## Exercise description:
Repeat the material below exactly, line for line.

## Provided entries:
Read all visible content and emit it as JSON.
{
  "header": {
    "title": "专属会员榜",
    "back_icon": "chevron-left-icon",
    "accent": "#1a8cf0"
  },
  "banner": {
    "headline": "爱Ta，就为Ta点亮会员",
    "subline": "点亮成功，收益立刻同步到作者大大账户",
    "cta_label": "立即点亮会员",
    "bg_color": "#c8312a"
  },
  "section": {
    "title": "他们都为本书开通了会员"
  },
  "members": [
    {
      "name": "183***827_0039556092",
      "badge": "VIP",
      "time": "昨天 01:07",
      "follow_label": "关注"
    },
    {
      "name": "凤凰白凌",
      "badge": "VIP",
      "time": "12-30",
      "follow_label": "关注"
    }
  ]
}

## Problem solution:
Read all visible content and emit it as JSON.
{
  "header": {
    "title": "专属会员榜",
    "back_icon": "chevron-left-icon",
    "accent": "#1a8cf0"
  },
  "banner": {
    "headline": "爱Ta，就为Ta点亮会员",
    "subline": "点亮成功，收益立刻同步到作者大大账户",
    "cta_label": "立即点亮会员",
    "bg_color": "#c8312a"
  },
  "section": {
    "title": "他们都为本书开通了会员"
  },
  "members": [
    {
      "name": "183***827_0039556092",
      "badge": "VIP",
      "time": "昨天 01:07",
      "follow_label": "关注"
    },
    {
      "name": "凤凰白凌",
      "badge": "VIP",
      "time": "12-30",
      "follow_label": "关注"
    }
  ]
}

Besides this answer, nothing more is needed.